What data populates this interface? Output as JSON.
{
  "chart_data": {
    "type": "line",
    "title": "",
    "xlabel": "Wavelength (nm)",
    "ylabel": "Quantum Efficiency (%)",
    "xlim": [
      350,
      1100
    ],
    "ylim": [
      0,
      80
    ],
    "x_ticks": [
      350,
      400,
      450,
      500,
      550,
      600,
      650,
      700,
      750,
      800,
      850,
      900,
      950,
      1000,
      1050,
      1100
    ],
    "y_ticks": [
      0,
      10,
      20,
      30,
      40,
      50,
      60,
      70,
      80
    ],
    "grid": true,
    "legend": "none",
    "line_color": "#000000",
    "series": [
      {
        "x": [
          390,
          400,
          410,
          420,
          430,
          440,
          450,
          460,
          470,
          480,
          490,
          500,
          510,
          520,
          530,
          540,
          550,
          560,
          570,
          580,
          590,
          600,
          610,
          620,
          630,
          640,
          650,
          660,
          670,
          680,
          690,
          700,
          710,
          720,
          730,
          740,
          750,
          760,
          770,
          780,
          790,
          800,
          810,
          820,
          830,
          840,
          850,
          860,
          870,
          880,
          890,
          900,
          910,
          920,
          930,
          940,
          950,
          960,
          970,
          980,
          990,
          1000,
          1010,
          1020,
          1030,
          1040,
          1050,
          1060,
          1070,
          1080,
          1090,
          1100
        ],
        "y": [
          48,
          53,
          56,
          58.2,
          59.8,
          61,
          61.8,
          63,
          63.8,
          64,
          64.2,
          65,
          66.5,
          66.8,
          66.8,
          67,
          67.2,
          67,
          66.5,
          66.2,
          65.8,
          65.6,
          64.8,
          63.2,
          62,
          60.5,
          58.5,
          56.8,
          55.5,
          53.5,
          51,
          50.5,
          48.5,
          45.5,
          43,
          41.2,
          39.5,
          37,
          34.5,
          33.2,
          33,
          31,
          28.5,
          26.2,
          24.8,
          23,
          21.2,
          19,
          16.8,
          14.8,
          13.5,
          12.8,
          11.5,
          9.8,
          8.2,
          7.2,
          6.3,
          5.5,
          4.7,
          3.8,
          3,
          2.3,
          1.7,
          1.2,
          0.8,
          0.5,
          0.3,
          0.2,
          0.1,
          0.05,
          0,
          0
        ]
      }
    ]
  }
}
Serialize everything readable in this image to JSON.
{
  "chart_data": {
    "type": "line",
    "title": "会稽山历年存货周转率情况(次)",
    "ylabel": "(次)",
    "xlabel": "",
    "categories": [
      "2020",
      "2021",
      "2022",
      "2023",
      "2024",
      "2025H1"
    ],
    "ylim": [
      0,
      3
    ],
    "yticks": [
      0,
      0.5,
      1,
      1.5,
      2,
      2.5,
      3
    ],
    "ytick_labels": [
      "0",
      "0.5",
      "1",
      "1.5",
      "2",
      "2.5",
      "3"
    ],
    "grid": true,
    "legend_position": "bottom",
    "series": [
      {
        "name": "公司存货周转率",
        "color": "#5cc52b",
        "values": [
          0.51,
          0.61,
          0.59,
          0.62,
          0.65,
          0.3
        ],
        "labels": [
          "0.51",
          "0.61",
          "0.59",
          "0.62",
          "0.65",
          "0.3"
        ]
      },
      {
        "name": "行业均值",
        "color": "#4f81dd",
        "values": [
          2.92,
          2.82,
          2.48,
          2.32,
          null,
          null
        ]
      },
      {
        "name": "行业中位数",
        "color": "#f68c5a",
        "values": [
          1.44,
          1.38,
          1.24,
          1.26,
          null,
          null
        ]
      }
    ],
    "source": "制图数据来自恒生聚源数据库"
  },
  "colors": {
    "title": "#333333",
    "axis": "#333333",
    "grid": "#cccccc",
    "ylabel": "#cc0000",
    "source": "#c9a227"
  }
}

───

** EXERCISE **
Your answer should be a single number: how many lines in the data above include "source"?

** SOLUTION **
2